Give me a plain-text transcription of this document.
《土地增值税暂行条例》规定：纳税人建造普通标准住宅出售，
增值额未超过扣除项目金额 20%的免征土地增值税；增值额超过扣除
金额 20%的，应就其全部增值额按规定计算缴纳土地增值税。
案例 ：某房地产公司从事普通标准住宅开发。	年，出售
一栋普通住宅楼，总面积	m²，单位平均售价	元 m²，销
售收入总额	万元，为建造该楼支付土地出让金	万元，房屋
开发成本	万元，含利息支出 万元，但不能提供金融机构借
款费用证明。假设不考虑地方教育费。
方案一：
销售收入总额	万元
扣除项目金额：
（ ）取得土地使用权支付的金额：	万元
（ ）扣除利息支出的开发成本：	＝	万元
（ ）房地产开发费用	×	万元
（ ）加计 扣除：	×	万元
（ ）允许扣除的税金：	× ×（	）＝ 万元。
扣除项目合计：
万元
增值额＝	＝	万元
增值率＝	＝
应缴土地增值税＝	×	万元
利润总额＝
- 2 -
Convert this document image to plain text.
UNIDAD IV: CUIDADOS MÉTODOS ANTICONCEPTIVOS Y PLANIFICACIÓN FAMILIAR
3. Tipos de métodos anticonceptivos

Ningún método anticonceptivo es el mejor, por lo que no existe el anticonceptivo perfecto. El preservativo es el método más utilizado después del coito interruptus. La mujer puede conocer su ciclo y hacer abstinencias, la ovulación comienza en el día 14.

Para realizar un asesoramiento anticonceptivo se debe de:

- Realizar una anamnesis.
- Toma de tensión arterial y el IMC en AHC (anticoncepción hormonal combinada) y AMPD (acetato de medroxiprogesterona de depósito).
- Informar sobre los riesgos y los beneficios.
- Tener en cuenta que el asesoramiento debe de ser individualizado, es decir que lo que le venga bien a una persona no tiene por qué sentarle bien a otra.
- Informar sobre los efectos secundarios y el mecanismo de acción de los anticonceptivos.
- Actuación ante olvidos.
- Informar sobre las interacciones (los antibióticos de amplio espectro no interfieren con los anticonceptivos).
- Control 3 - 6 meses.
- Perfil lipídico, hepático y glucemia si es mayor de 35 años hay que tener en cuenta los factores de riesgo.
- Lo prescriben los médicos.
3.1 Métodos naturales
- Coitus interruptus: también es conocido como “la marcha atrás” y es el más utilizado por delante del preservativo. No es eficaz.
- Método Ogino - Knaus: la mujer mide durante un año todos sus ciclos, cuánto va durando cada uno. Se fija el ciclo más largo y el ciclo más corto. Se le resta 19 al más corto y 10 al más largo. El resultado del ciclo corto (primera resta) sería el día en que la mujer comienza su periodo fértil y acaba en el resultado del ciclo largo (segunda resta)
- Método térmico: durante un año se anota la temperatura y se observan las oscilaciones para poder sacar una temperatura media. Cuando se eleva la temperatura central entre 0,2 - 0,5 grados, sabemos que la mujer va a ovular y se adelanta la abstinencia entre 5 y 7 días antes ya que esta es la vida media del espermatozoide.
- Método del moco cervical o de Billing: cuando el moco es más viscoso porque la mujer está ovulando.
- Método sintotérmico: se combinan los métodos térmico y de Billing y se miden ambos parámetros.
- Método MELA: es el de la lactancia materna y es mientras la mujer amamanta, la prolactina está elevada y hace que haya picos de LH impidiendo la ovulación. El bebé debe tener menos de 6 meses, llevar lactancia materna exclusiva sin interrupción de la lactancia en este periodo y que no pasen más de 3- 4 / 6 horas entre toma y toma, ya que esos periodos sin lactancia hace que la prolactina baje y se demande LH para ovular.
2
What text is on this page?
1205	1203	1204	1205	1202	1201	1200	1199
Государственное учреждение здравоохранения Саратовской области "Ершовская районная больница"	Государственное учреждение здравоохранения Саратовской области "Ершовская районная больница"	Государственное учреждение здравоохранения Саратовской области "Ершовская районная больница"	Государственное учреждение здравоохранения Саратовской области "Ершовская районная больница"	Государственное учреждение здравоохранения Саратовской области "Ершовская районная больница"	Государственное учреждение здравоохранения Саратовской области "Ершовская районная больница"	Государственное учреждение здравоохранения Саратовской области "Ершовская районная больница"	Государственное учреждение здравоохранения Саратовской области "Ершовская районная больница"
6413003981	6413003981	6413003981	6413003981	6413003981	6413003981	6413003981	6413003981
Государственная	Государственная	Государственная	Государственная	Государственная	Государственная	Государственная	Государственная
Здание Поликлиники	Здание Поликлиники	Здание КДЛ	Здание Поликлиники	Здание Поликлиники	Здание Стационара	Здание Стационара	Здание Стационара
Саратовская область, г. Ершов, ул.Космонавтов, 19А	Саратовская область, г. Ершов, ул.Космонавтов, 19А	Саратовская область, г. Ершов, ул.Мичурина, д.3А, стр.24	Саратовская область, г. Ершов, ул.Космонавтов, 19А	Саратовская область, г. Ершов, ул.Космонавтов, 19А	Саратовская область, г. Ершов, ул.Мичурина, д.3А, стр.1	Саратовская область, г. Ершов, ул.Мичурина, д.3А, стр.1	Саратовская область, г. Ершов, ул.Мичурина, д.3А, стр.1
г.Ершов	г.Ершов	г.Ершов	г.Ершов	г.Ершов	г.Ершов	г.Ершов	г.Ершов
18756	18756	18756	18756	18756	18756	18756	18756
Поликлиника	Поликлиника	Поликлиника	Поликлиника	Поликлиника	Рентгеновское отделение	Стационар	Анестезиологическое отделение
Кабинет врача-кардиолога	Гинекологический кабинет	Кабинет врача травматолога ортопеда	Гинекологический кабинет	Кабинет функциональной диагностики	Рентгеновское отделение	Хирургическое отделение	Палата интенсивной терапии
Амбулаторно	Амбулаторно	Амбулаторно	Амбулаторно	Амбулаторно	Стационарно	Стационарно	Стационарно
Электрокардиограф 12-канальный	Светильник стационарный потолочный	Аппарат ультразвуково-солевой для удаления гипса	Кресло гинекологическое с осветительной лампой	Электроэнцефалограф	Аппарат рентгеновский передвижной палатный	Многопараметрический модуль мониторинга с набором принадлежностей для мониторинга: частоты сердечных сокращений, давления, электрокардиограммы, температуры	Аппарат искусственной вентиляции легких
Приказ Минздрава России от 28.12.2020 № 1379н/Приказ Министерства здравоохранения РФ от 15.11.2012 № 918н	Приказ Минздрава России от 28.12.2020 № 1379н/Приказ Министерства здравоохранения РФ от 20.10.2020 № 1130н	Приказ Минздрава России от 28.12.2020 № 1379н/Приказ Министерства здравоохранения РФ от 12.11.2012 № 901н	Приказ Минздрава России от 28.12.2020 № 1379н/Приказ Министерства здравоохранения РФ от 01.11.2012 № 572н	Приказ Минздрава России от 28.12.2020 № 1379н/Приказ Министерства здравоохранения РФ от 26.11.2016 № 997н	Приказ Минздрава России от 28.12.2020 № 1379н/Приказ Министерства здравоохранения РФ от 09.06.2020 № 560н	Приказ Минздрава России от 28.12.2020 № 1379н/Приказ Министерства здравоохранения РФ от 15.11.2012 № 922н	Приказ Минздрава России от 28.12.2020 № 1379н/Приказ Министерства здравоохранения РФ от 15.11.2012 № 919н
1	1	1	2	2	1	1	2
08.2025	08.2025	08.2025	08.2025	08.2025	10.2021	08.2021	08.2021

• What you are asked to do:
Return all lines with the word "utilizado" in them.

• The solution:
Ningún método anticonceptivo es el mejor, por lo que no existe el anticonceptivo perfecto. El preservativo es el método más utilizado después del coito interruptus. La mujer puede conocer su ciclo y hacer abstinencias, la ovulación comienza en el día 14.
- Coitus interruptus: también es conocido como “la marcha atrás” y es el más utilizado por delante del preservativo. No es eficaz.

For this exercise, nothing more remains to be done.